(Spatial layout entries)
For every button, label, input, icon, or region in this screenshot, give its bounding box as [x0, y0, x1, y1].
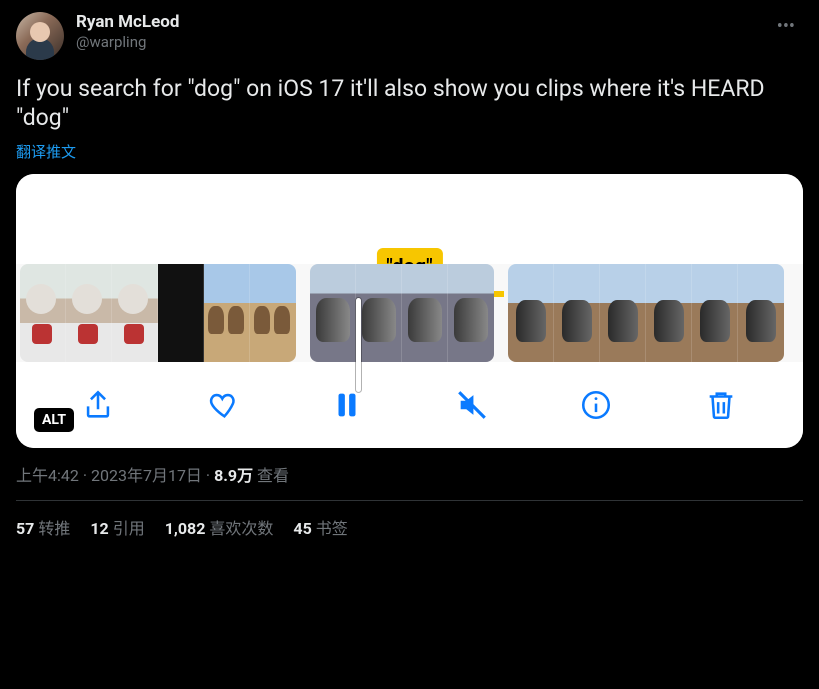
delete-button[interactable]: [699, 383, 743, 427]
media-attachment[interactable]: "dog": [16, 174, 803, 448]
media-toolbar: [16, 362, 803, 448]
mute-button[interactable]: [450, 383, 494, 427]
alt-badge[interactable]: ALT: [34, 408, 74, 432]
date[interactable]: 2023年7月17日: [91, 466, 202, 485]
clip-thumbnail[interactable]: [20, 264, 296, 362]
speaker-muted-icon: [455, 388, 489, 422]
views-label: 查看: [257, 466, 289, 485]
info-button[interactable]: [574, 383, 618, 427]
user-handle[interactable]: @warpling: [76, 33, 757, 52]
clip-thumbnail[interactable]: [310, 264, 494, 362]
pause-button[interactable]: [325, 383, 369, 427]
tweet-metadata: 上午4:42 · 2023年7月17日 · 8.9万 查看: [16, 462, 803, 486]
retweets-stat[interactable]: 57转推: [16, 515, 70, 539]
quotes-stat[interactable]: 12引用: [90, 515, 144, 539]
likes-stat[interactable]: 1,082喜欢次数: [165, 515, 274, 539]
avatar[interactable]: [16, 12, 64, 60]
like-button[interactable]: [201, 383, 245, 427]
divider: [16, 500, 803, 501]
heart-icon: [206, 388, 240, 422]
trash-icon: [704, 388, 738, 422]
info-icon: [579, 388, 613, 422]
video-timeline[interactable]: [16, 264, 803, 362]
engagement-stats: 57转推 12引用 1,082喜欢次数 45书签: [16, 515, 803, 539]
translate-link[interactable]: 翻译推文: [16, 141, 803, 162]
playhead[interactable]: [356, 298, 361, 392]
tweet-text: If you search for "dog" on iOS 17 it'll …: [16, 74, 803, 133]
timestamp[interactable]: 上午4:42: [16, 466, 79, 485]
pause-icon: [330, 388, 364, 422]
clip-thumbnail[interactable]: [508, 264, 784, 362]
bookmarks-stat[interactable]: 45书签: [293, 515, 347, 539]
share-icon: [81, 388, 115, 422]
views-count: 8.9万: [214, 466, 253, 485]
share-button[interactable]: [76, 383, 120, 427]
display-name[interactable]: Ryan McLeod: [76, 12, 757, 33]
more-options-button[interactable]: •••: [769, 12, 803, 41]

To do - How many lines in the data above contain the string "share"? Reply with the number only.

Task result - 2